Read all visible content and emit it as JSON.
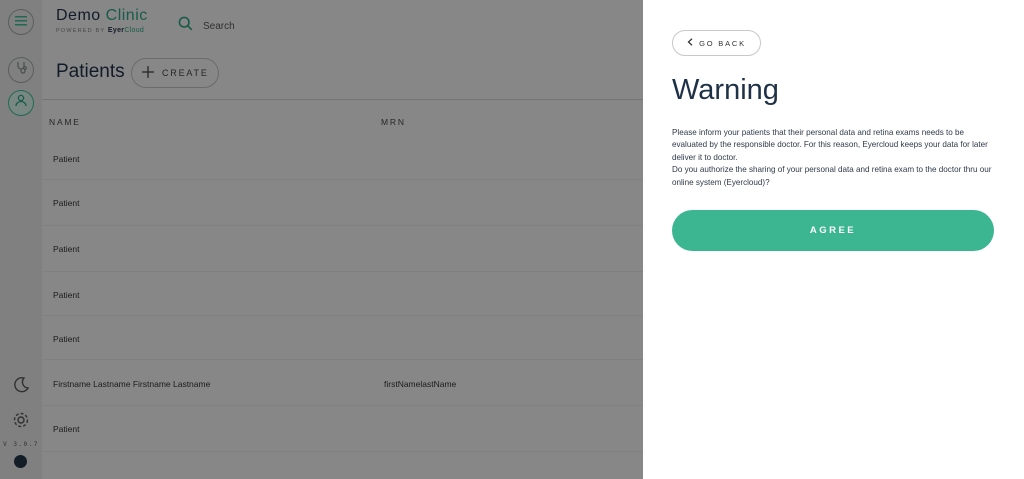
{
  "app": {
    "brand_name_1": "Demo",
    "brand_name_2": "Clinic",
    "powered_by": "POWERED BY",
    "powered_brand_1": "Eyer",
    "powered_brand_2": "Cloud",
    "search_label": "Search",
    "version": "V 3.0.7",
    "accent_color": "#3cb591",
    "navy_color": "#1f3147"
  },
  "sidebar": {
    "icons": [
      "menu-icon",
      "stethoscope-icon",
      "user-icon",
      "moon-icon",
      "gear-icon",
      "eyercloud-logo-icon"
    ]
  },
  "page": {
    "title": "Patients",
    "create_label": "CREATE"
  },
  "table": {
    "columns": [
      "NAME",
      "MRN"
    ],
    "rows": [
      {
        "name": "Patient",
        "mrn": ""
      },
      {
        "name": "Patient",
        "mrn": ""
      },
      {
        "name": "Patient",
        "mrn": ""
      },
      {
        "name": "Patient",
        "mrn": ""
      },
      {
        "name": "Patient",
        "mrn": ""
      },
      {
        "name": "Firstname Lastname Firstname Lastname",
        "mrn": "firstNamelastName"
      },
      {
        "name": "Patient",
        "mrn": ""
      }
    ]
  },
  "panel": {
    "back_label": "GO BACK",
    "title": "Warning",
    "paragraph_1": "Please inform your patients that their personal data and retina exams needs to be evaluated by the responsible doctor. For this reason, Eyercloud keeps your data for later deliver it to doctor.",
    "paragraph_2": "Do you authorize the sharing of your personal data and retina exam to the doctor thru our online system (Eyercloud)?",
    "agree_label": "AGREE"
  }
}
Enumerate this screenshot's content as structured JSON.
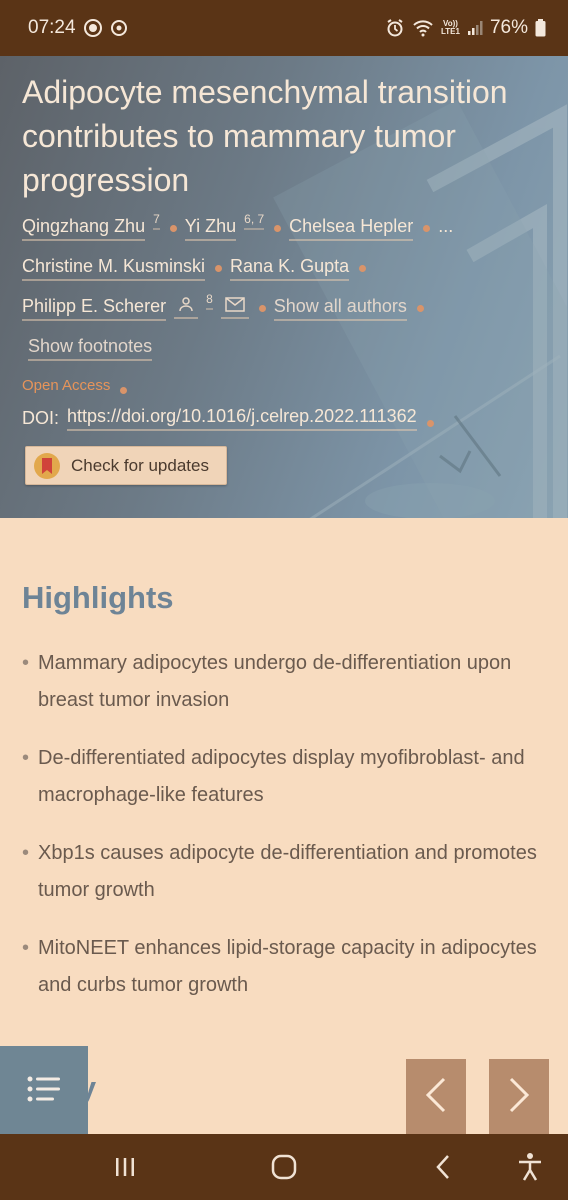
{
  "status_bar": {
    "time": "07:24",
    "network_top": "Vo))",
    "network_bottom": "LTE1",
    "battery": "76%",
    "icons": [
      "media-icon",
      "cast-icon",
      "alarm-icon",
      "wifi-icon",
      "signal-icon",
      "battery-icon"
    ]
  },
  "article": {
    "title": "Adipocyte mesenchymal transition contributes to mammary tumor progression",
    "authors": [
      {
        "name": "Qingzhang Zhu",
        "sup": "7"
      },
      {
        "name": "Yi Zhu",
        "sup": "6, 7"
      },
      {
        "name": "Chelsea Hepler",
        "sup": ""
      },
      {
        "name": "Christine M. Kusminski",
        "sup": ""
      },
      {
        "name": "Rana K. Gupta",
        "sup": ""
      },
      {
        "name": "Philipp E. Scherer",
        "sup": "8"
      }
    ],
    "ellipsis": "...",
    "show_all_authors": "Show all authors",
    "show_footnotes": "Show footnotes",
    "open_access": "Open Access",
    "doi_label": "DOI:",
    "doi_link": "https://doi.org/10.1016/j.celrep.2022.111362",
    "check_updates": "Check for updates"
  },
  "highlights": {
    "heading": "Highlights",
    "items": [
      "Mammary adipocytes undergo de-differentiation upon breast tumor invasion",
      "De-differentiated adipocytes display myofibroblast- and macrophage-like features",
      "Xbp1s causes adipocyte de-differentiation and promotes tumor growth",
      "MitoNEET enhances lipid-storage capacity in adipocytes and curbs tumor growth"
    ]
  },
  "summary_heading_visible": "mary",
  "colors": {
    "status_bar": "#5a3416",
    "page_bg": "#f8dcc0",
    "heading": "#6e8496",
    "body_text": "#6a5a4e",
    "accent_orange": "#e6945a",
    "toc_button": "#6f8694",
    "nav_button": "#b78c6d"
  },
  "bottom_nav": {
    "icons": [
      "recent-apps-icon",
      "home-icon",
      "back-icon",
      "accessibility-icon"
    ]
  }
}
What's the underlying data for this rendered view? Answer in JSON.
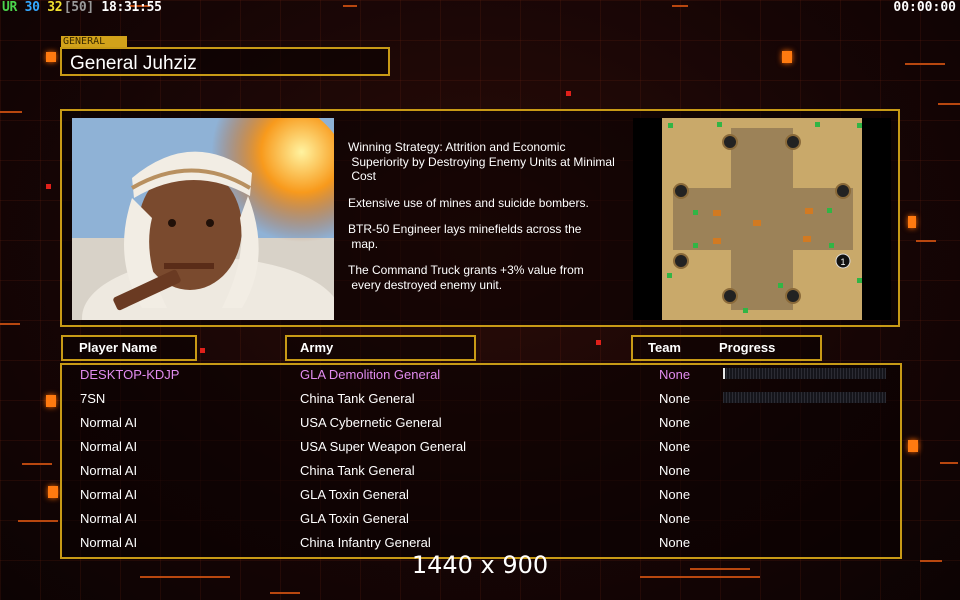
{
  "colors": {
    "gold_border": "#c89a16",
    "accent_orange": "#ff7a10",
    "local_player": "#e28cf0",
    "background": "#170606"
  },
  "status_bar": {
    "stats": [
      {
        "text": "UR",
        "color": "#4cd44c"
      },
      {
        "text": "30",
        "color": "#34a8ff"
      },
      {
        "text": "32",
        "color": "#f0e030"
      },
      {
        "text": "[50]",
        "color": "#9a9a9a"
      },
      {
        "text": "18:31:55",
        "color": "#ffffff"
      }
    ],
    "game_timer": "00:00:00"
  },
  "general": {
    "tab_label": "GENERAL",
    "name": "General Juhziz",
    "portrait_icon": "general-portrait-image",
    "description": [
      "Winning Strategy: Attrition and Economic\n Superiority by Destroying Enemy Units at Minimal\n Cost",
      "Extensive use of mines and suicide bombers.",
      "BTR-50 Engineer lays minefields across the\n map.",
      "The Command Truck grants +3% value from\n every destroyed enemy unit."
    ]
  },
  "map": {
    "icon": "desert-map-preview",
    "start_marker": "1"
  },
  "table": {
    "headers": {
      "player": "Player Name",
      "army": "Army",
      "team": "Team",
      "progress": "Progress"
    },
    "rows": [
      {
        "name": "DESKTOP-KDJP",
        "army": "GLA Demolition General",
        "team": "None",
        "local": true,
        "progress": 0
      },
      {
        "name": "7SN",
        "army": "China Tank General",
        "team": "None",
        "local": false,
        "progress": 0
      },
      {
        "name": "Normal AI",
        "army": "USA Cybernetic General",
        "team": "None",
        "local": false
      },
      {
        "name": "Normal AI",
        "army": "USA Super Weapon General",
        "team": "None",
        "local": false
      },
      {
        "name": "Normal AI",
        "army": "China Tank General",
        "team": "None",
        "local": false
      },
      {
        "name": "Normal AI",
        "army": "GLA Toxin General",
        "team": "None",
        "local": false
      },
      {
        "name": "Normal AI",
        "army": "GLA Toxin General",
        "team": "None",
        "local": false
      },
      {
        "name": "Normal AI",
        "army": "China Infantry General",
        "team": "None",
        "local": false
      }
    ]
  },
  "resolution_overlay": "1440 x 900"
}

== What to produce ==
All lines in the listing above that contain "adipocytes" should be shown.

== Answer to this exercise ==
      "Mammary adipocytes undergo de-differentiation upon breast tumor invasion",
      "De-differentiated adipocytes display myofibroblast- and macrophage-like features",
      "MitoNEET enhances lipid-storage capacity in adipocytes and curbs tumor growth"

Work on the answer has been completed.